Data supplied:

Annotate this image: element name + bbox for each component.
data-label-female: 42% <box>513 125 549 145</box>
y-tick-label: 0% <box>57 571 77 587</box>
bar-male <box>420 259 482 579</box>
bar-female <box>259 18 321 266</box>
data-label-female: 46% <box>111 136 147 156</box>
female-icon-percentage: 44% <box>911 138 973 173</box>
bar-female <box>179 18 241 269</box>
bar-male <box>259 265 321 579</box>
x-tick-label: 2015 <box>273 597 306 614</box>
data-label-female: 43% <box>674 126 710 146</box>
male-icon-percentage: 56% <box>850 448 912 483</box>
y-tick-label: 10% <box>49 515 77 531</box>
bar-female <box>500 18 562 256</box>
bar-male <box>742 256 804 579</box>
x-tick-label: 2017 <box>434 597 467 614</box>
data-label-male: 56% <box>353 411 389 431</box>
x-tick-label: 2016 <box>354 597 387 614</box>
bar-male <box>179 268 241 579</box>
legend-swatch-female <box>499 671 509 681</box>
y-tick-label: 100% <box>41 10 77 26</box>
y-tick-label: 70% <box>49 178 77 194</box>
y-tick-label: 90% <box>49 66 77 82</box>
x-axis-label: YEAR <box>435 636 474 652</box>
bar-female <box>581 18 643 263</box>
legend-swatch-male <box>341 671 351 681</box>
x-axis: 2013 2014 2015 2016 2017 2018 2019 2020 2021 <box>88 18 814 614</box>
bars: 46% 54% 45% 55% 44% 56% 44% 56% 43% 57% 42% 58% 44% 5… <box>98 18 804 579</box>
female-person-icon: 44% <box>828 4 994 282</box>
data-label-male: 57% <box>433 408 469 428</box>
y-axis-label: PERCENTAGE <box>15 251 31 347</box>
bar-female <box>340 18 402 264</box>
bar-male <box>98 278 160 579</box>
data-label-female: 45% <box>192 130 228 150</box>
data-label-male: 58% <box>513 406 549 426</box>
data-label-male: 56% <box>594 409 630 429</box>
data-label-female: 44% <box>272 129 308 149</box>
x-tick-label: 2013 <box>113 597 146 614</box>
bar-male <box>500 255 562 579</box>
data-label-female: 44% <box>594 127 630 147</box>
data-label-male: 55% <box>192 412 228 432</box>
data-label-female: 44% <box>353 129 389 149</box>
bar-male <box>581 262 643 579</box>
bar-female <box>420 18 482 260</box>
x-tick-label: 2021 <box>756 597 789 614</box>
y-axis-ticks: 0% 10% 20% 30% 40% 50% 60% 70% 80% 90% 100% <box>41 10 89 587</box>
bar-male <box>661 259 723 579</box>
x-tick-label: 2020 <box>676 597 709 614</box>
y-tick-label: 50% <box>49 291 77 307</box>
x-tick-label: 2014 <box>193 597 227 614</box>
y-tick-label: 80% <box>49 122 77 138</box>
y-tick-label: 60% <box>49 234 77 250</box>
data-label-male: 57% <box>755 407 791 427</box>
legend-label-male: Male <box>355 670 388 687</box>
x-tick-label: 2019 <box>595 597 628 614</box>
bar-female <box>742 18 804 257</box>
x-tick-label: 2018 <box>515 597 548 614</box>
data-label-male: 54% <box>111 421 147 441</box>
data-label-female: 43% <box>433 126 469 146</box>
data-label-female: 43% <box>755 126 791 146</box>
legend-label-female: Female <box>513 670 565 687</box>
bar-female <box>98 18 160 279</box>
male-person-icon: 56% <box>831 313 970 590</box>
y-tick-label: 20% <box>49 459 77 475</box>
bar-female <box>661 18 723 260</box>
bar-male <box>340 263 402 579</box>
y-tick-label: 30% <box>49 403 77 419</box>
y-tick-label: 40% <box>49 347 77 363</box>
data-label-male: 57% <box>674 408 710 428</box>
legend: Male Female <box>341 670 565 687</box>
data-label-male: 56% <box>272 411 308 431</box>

Task requirements:
Rewrite the lines above, replacing every "bar-male" with "bar-men" and leaving everything else unchanged.

Finished answer:
Annotate this image: element name + bbox for each component.
data-label-female: 42% <box>513 125 549 145</box>
y-tick-label: 0% <box>57 571 77 587</box>
bar-men <box>420 259 482 579</box>
bar-female <box>259 18 321 266</box>
data-label-female: 46% <box>111 136 147 156</box>
female-icon-percentage: 44% <box>911 138 973 173</box>
bar-female <box>179 18 241 269</box>
bar-men <box>259 265 321 579</box>
x-tick-label: 2015 <box>273 597 306 614</box>
data-label-female: 43% <box>674 126 710 146</box>
male-icon-percentage: 56% <box>850 448 912 483</box>
y-tick-label: 10% <box>49 515 77 531</box>
bar-female <box>500 18 562 256</box>
bar-men <box>742 256 804 579</box>
x-tick-label: 2017 <box>434 597 467 614</box>
data-label-male: 56% <box>353 411 389 431</box>
x-tick-label: 2016 <box>354 597 387 614</box>
bar-men <box>179 268 241 579</box>
legend-swatch-female <box>499 671 509 681</box>
y-tick-label: 100% <box>41 10 77 26</box>
y-tick-label: 70% <box>49 178 77 194</box>
y-tick-label: 90% <box>49 66 77 82</box>
x-axis-label: YEAR <box>435 636 474 652</box>
bar-female <box>581 18 643 263</box>
legend-swatch-male <box>341 671 351 681</box>
x-axis: 2013 2014 2015 2016 2017 2018 2019 2020 2021 <box>88 18 814 614</box>
bars: 46% 54% 45% 55% 44% 56% 44% 56% 43% 57% 42% 58% 44% 5… <box>98 18 804 579</box>
female-person-icon: 44% <box>828 4 994 282</box>
data-label-male: 57% <box>433 408 469 428</box>
y-axis-label: PERCENTAGE <box>15 251 31 347</box>
bar-female <box>340 18 402 264</box>
bar-men <box>98 278 160 579</box>
data-label-female: 45% <box>192 130 228 150</box>
data-label-male: 58% <box>513 406 549 426</box>
data-label-male: 56% <box>594 409 630 429</box>
data-label-female: 44% <box>272 129 308 149</box>
x-tick-label: 2013 <box>113 597 146 614</box>
bar-men <box>500 255 562 579</box>
data-label-female: 44% <box>594 127 630 147</box>
data-label-male: 55% <box>192 412 228 432</box>
data-label-female: 44% <box>353 129 389 149</box>
bar-men <box>581 262 643 579</box>
bar-female <box>420 18 482 260</box>
x-tick-label: 2021 <box>756 597 789 614</box>
y-axis-ticks: 0% 10% 20% 30% 40% 50% 60% 70% 80% 90% 100% <box>41 10 89 587</box>
bar-men <box>661 259 723 579</box>
x-tick-label: 2020 <box>676 597 709 614</box>
y-tick-label: 50% <box>49 291 77 307</box>
x-tick-label: 2014 <box>193 597 227 614</box>
y-tick-label: 80% <box>49 122 77 138</box>
y-tick-label: 60% <box>49 234 77 250</box>
data-label-male: 57% <box>755 407 791 427</box>
legend-label-male: Male <box>355 670 388 687</box>
x-tick-label: 2019 <box>595 597 628 614</box>
bar-female <box>742 18 804 257</box>
x-tick-label: 2018 <box>515 597 548 614</box>
data-label-male: 54% <box>111 421 147 441</box>
data-label-female: 43% <box>433 126 469 146</box>
data-label-female: 43% <box>755 126 791 146</box>
legend-label-female: Female <box>513 670 565 687</box>
bar-female <box>98 18 160 279</box>
male-person-icon: 56% <box>831 313 970 590</box>
y-tick-label: 20% <box>49 459 77 475</box>
bar-female <box>661 18 723 260</box>
bar-men <box>340 263 402 579</box>
y-tick-label: 30% <box>49 403 77 419</box>
y-tick-label: 40% <box>49 347 77 363</box>
data-label-male: 57% <box>674 408 710 428</box>
legend: Male Female <box>341 670 565 687</box>
data-label-male: 56% <box>272 411 308 431</box>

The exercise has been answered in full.